**Aim of the exercise**
Omit every picture and return the rest of the data unaltered.

(Dataset records)
— START —
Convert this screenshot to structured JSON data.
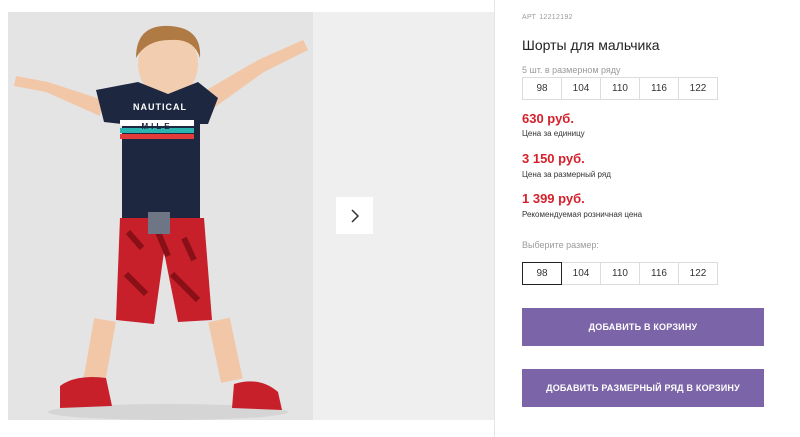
{
  "product": {
    "article_label": "АРТ",
    "article_number": "12212192",
    "title": "Шорты для мальчика",
    "grid_label": "5 шт. в размерном ряду",
    "grid_sizes": [
      "98",
      "104",
      "110",
      "116",
      "122"
    ]
  },
  "prices": {
    "unit_price": "630 руб.",
    "unit_label": "Цена за единицу",
    "grid_price": "3 150 руб.",
    "grid_price_label": "Цена за размерный ряд",
    "retail_price": "1 399 руб.",
    "retail_label": "Рекомендуемая розничная цена"
  },
  "size_selector": {
    "label": "Выберите размер:",
    "sizes": [
      "98",
      "104",
      "110",
      "116",
      "122"
    ],
    "selected": "98"
  },
  "buttons": {
    "add_to_cart": "ДОБАВИТЬ В КОРЗИНУ",
    "add_grid_to_cart": "ДОБАВИТЬ РАЗМЕРНЫЙ РЯД В КОРЗИНУ"
  },
  "colors": {
    "accent_button": "#7b65a8",
    "price": "#d5202b"
  },
  "gallery": {
    "next_icon": "chevron-right-icon",
    "shirt_print_line1": "NAUTICAL",
    "shirt_print_line2": "MILE"
  }
}
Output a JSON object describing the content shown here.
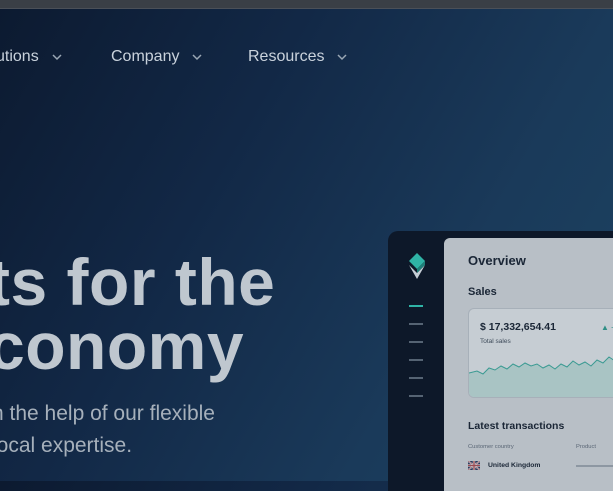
{
  "nav": {
    "items": [
      {
        "label": "utions"
      },
      {
        "label": "Company"
      },
      {
        "label": "Resources"
      }
    ]
  },
  "hero": {
    "title_line1": "ts for the",
    "title_line2": "conomy",
    "subtitle_line1": "n the help of our flexible",
    "subtitle_line2": "local expertise."
  },
  "dashboard": {
    "title": "Overview",
    "sales_label": "Sales",
    "sales_value": "$ 17,332,654.41",
    "sales_caption": "Total sales",
    "trend_text": "▲ +",
    "latest_title": "Latest transactions",
    "col_country": "Customer country",
    "col_product": "Product",
    "row_country": "United Kingdom"
  },
  "colors": {
    "accent": "#2fb3a6",
    "background": "#122846"
  },
  "icons": [
    "chevron-down-icon",
    "logo-icon",
    "uk-flag-icon"
  ]
}
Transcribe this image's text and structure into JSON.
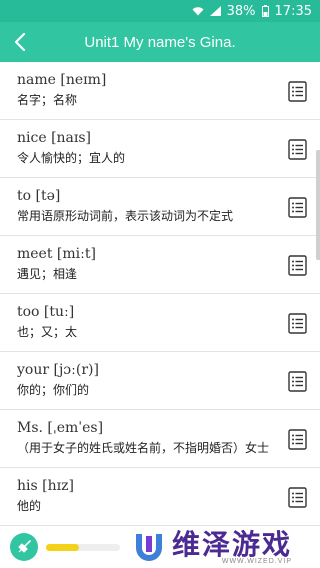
{
  "status": {
    "battery": "38%",
    "time": "17:35",
    "icons": [
      "wifi-icon",
      "signal-icon",
      "battery-icon"
    ]
  },
  "header": {
    "title": "Unit1 My name's Gina.",
    "back_icon": "chevron-left-icon"
  },
  "words": [
    {
      "head": "name [neɪm]",
      "def": "名字；名称"
    },
    {
      "head": "nice [naɪs]",
      "def": "令人愉快的；宜人的"
    },
    {
      "head": "to [tə]",
      "def": "常用语原形动词前，表示该动词为不定式"
    },
    {
      "head": "meet [miːt]",
      "def": "遇见；相逢"
    },
    {
      "head": "too [tuː]",
      "def": "也；又；太"
    },
    {
      "head": "your [jɔː(r)]",
      "def": "你的；你们的"
    },
    {
      "head": "Ms. [ˌemˈes]",
      "def": "（用于女子的姓氏或姓名前，不指明婚否）女士"
    },
    {
      "head": "his [hɪz]",
      "def": "他的"
    },
    {
      "head": "",
      "def": ""
    }
  ],
  "player": {
    "progress_percent": 45
  },
  "brand": {
    "name": "维泽游戏",
    "url": "WWW.WIZED.VIP"
  },
  "colors": {
    "primary": "#31c6a1",
    "status": "#28bb9a",
    "accent_yellow": "#f4d21a",
    "brand_purple": "#4b2a91"
  }
}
— END —
**Exercise solution**
Convert this screenshot to structured JSON data.
{
  "product": {
    "article_label": "АРТ",
    "article_number": "12212192",
    "title": "Шорты для мальчика",
    "grid_label": "5 шт. в размерном ряду",
    "grid_sizes": [
      "98",
      "104",
      "110",
      "116",
      "122"
    ]
  },
  "prices": {
    "unit_price": "630 руб.",
    "unit_label": "Цена за единицу",
    "grid_price": "3 150 руб.",
    "grid_price_label": "Цена за размерный ряд",
    "retail_price": "1 399 руб.",
    "retail_label": "Рекомендуемая розничная цена"
  },
  "size_selector": {
    "label": "Выберите размер:",
    "sizes": [
      "98",
      "104",
      "110",
      "116",
      "122"
    ],
    "selected": "98"
  },
  "buttons": {
    "add_to_cart": "ДОБАВИТЬ В КОРЗИНУ",
    "add_grid_to_cart": "ДОБАВИТЬ РАЗМЕРНЫЙ РЯД В КОРЗИНУ"
  },
  "colors": {
    "accent_button": "#7b65a8",
    "price": "#d5202b"
  },
  "gallery": {
    "next_icon": "chevron-right-icon",
    "shirt_print_line1": "NAUTICAL",
    "shirt_print_line2": "MILE"
  }
}
Output a JSON object describing the content shown here.
{
  "nav": {
    "items": [
      {
        "label": "utions"
      },
      {
        "label": "Company"
      },
      {
        "label": "Resources"
      }
    ]
  },
  "hero": {
    "title_line1": "ts for the",
    "title_line2": "conomy",
    "subtitle_line1": "n the help of our flexible",
    "subtitle_line2": "local expertise."
  },
  "dashboard": {
    "title": "Overview",
    "sales_label": "Sales",
    "sales_value": "$ 17,332,654.41",
    "sales_caption": "Total sales",
    "trend_text": "▲ +",
    "latest_title": "Latest transactions",
    "col_country": "Customer country",
    "col_product": "Product",
    "row_country": "United Kingdom"
  },
  "colors": {
    "accent": "#2fb3a6",
    "background": "#122846"
  },
  "icons": [
    "chevron-down-icon",
    "logo-icon",
    "uk-flag-icon"
  ]
}
Transcribe this image's text and structure into JSON.
{
  "status": {
    "battery": "38%",
    "time": "17:35",
    "icons": [
      "wifi-icon",
      "signal-icon",
      "battery-icon"
    ]
  },
  "header": {
    "title": "Unit1 My name's Gina.",
    "back_icon": "chevron-left-icon"
  },
  "words": [
    {
      "head": "name [neɪm]",
      "def": "名字；名称"
    },
    {
      "head": "nice [naɪs]",
      "def": "令人愉快的；宜人的"
    },
    {
      "head": "to [tə]",
      "def": "常用语原形动词前，表示该动词为不定式"
    },
    {
      "head": "meet [miːt]",
      "def": "遇见；相逢"
    },
    {
      "head": "too [tuː]",
      "def": "也；又；太"
    },
    {
      "head": "your [jɔː(r)]",
      "def": "你的；你们的"
    },
    {
      "head": "Ms. [ˌemˈes]",
      "def": "（用于女子的姓氏或姓名前，不指明婚否）女士"
    },
    {
      "head": "his [hɪz]",
      "def": "他的"
    },
    {
      "head": "",
      "def": ""
    }
  ],
  "player": {
    "progress_percent": 45
  },
  "brand": {
    "name": "维泽游戏",
    "url": "WWW.WIZED.VIP"
  },
  "colors": {
    "primary": "#31c6a1",
    "status": "#28bb9a",
    "accent_yellow": "#f4d21a",
    "brand_purple": "#4b2a91"
  }
}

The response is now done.